● INSTRUCTION
Give the number of lines containing the word "marker" and nothing more.

------ SUPPLIED INFORMATION ------

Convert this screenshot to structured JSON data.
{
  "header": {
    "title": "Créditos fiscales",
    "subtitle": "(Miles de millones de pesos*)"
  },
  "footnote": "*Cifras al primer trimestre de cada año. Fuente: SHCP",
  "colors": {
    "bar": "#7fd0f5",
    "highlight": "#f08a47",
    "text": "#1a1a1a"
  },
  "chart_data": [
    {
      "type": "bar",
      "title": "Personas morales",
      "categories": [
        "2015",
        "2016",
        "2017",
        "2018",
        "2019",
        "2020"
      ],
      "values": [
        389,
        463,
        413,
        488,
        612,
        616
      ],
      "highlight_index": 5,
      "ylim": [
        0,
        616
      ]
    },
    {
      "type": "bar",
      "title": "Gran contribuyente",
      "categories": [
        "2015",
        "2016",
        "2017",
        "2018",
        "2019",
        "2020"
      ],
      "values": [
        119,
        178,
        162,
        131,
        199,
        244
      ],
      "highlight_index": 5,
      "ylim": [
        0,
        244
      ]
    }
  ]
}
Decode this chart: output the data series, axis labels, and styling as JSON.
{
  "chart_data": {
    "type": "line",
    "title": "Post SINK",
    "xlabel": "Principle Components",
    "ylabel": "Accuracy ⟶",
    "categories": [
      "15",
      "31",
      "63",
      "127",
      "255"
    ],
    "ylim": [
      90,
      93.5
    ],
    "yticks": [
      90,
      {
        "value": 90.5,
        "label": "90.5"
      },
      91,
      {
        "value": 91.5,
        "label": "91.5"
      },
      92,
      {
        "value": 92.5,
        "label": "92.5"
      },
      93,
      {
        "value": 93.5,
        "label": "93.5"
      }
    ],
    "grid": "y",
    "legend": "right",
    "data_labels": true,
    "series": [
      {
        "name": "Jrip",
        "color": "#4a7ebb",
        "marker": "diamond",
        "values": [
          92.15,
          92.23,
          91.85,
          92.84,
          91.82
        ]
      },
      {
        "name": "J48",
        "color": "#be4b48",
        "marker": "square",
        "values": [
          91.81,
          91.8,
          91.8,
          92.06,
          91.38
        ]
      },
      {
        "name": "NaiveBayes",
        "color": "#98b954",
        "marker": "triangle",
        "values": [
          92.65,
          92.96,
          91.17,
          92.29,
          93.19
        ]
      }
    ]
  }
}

------

● WORKED ANSWER
3